Begin Data entries
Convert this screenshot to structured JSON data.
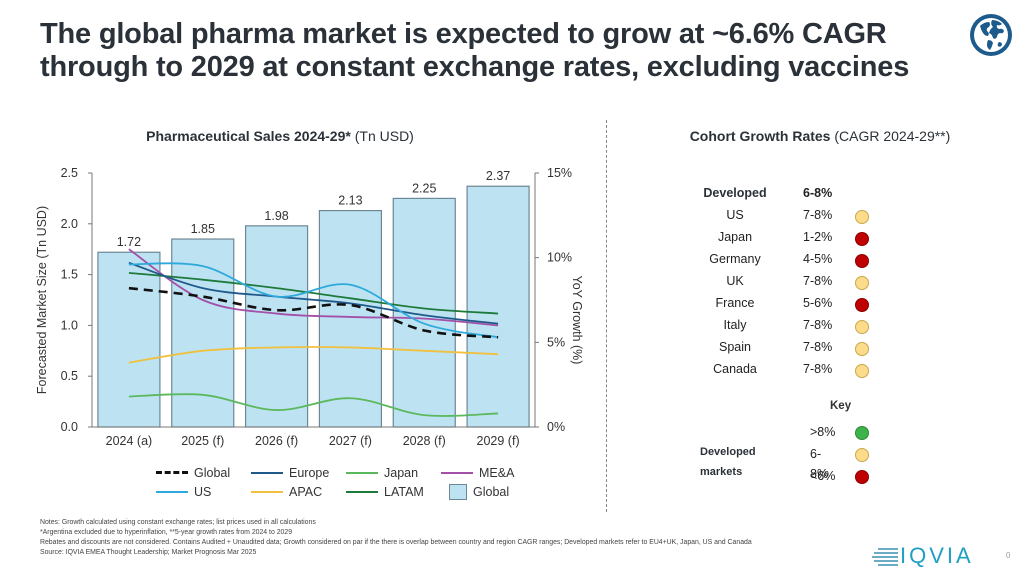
{
  "header": {
    "title_line1": "The global pharma market is expected to grow at ~6.6% CAGR",
    "title_line2": "through to 2029 at constant exchange rates, excluding vaccines",
    "icon": "globe-icon"
  },
  "chart_data": {
    "type": "bar",
    "title_bold": "Pharmaceutical Sales 2024-29*",
    "title_rest": " (Tn USD)",
    "categories": [
      "2024 (a)",
      "2025 (f)",
      "2026 (f)",
      "2027 (f)",
      "2028 (f)",
      "2029 (f)"
    ],
    "bars": {
      "name": "Global",
      "values": [
        1.72,
        1.85,
        1.98,
        2.13,
        2.25,
        2.37
      ],
      "color": "#bde3f3",
      "edge": "#6d8794"
    },
    "ylabel": "Forecasted Market Size  (Tn USD)",
    "ylim": [
      0,
      2.5
    ],
    "yticks": [
      "0.0",
      "0.5",
      "1.0",
      "1.5",
      "2.0",
      "2.5"
    ],
    "y2label": "YoY Growth (%)",
    "y2lim": [
      0,
      15
    ],
    "y2ticks": [
      "0%",
      "5%",
      "10%",
      "15%"
    ],
    "lines": [
      {
        "name": "Global",
        "color": "#111111",
        "dashed": true,
        "values": [
          8.2,
          7.7,
          6.9,
          7.2,
          5.7,
          5.3
        ]
      },
      {
        "name": "Europe",
        "color": "#1f5a8a",
        "dashed": false,
        "values": [
          9.7,
          8.2,
          7.7,
          7.3,
          6.6,
          6.1
        ]
      },
      {
        "name": "Japan",
        "color": "#5cb85c",
        "dashed": false,
        "values": [
          1.8,
          1.9,
          1.0,
          1.7,
          0.7,
          0.8
        ]
      },
      {
        "name": "ME&A",
        "color": "#a250a8",
        "dashed": false,
        "values": [
          10.5,
          7.5,
          6.7,
          6.5,
          6.4,
          6.0
        ]
      },
      {
        "name": "US",
        "color": "#2fa9dc",
        "dashed": false,
        "values": [
          9.6,
          9.5,
          7.7,
          8.4,
          6.1,
          5.3
        ]
      },
      {
        "name": "APAC",
        "color": "#f0c040",
        "dashed": false,
        "values": [
          3.8,
          4.5,
          4.7,
          4.7,
          4.5,
          4.3
        ]
      },
      {
        "name": "LATAM",
        "color": "#1e7a3a",
        "dashed": false,
        "values": [
          9.1,
          8.7,
          8.2,
          7.6,
          7.0,
          6.7
        ]
      }
    ],
    "legend": [
      [
        "Global",
        "Europe",
        "Japan",
        "ME&A"
      ],
      [
        "US",
        "APAC",
        "LATAM",
        "Global"
      ]
    ],
    "legend_placement": "bottom"
  },
  "cohort": {
    "title_bold": "Cohort Growth Rates",
    "title_rest": " (CAGR 2024-29**)",
    "group": {
      "name": "Developed",
      "value": "6-8%"
    },
    "rows": [
      {
        "name": "US",
        "value": "7-8%",
        "status": "amber"
      },
      {
        "name": "Japan",
        "value": "1-2%",
        "status": "red"
      },
      {
        "name": "Germany",
        "value": "4-5%",
        "status": "red"
      },
      {
        "name": "UK",
        "value": "7-8%",
        "status": "amber"
      },
      {
        "name": "France",
        "value": "5-6%",
        "status": "red"
      },
      {
        "name": "Italy",
        "value": "7-8%",
        "status": "amber"
      },
      {
        "name": "Spain",
        "value": "7-8%",
        "status": "amber"
      },
      {
        "name": "Canada",
        "value": "7-8%",
        "status": "amber"
      }
    ],
    "key": {
      "title": "Key",
      "row_label": "Developed markets",
      "items": [
        {
          "label": ">8%",
          "status": "green"
        },
        {
          "label": "6-8%",
          "status": "amber"
        },
        {
          "label": "<6%",
          "status": "red"
        }
      ]
    },
    "colors": {
      "green": "#3cb44b",
      "amber": "#fcdc8a",
      "red": "#c00000"
    }
  },
  "notes": [
    "Notes: Growth calculated using constant exchange rates; list prices used in all calculations",
    "*Argentina excluded due to hyperinflation, **5-year growth rates from 2024 to 2029",
    "Rebates and discounts are not considered. Contains Audited + Unaudited data; Growth considered on par if the there is overlap between country and region CAGR ranges; Developed markets refer to EU4+UK, Japan, US and Canada",
    "Source: IQVIA EMEA Thought Leadership; Market Prognosis Mar 2025"
  ],
  "footer": {
    "logo": "IQVIA",
    "page_number": "0"
  }
}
End Data entries
-- The request --
Search the entries for the word "constant" and copy every line that has it.

-- Problem solution --
    "title_line2": "through to 2029 at constant exchange rates, excluding vaccines",
    "Notes: Growth calculated using constant exchange rates; list prices used in all calculations",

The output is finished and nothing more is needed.